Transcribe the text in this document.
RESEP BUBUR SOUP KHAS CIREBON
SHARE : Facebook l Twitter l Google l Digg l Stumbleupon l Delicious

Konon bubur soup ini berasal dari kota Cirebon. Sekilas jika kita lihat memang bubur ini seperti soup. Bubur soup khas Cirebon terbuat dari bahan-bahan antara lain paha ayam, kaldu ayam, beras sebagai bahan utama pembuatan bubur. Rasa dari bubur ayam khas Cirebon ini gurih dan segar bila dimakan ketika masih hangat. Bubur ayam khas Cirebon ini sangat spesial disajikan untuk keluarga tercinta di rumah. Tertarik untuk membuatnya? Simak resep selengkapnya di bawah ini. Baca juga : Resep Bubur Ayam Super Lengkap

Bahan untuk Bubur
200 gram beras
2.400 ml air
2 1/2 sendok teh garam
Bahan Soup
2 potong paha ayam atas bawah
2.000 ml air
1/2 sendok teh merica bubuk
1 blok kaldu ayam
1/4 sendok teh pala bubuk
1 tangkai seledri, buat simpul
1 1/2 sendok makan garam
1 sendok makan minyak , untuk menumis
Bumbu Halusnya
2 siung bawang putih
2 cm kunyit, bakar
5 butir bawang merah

════════════════════

> **Exercise aim**: Copy down the whole of the data above, matching it exactly.

> **Expected answer**:
Transcribe the text in this document.
RESEP BUBUR SOUP KHAS CIREBON
SHARE : Facebook l Twitter l Google l Digg l Stumbleupon l Delicious

Konon bubur soup ini berasal dari kota Cirebon. Sekilas jika kita lihat memang bubur ini seperti soup. Bubur soup khas Cirebon terbuat dari bahan-bahan antara lain paha ayam, kaldu ayam, beras sebagai bahan utama pembuatan bubur. Rasa dari bubur ayam khas Cirebon ini gurih dan segar bila dimakan ketika masih hangat. Bubur ayam khas Cirebon ini sangat spesial disajikan untuk keluarga tercinta di rumah. Tertarik untuk membuatnya? Simak resep selengkapnya di bawah ini. Baca juga : Resep Bubur Ayam Super Lengkap

Bahan untuk Bubur
200 gram beras
2.400 ml air
2 1/2 sendok teh garam
Bahan Soup
2 potong paha ayam atas bawah
2.000 ml air
1/2 sendok teh merica bubuk
1 blok kaldu ayam
1/4 sendok teh pala bubuk
1 tangkai seledri, buat simpul
1 1/2 sendok makan garam
1 sendok makan minyak , untuk menumis
Bumbu Halusnya
2 siung bawang putih
2 cm kunyit, bakar
5 butir bawang merah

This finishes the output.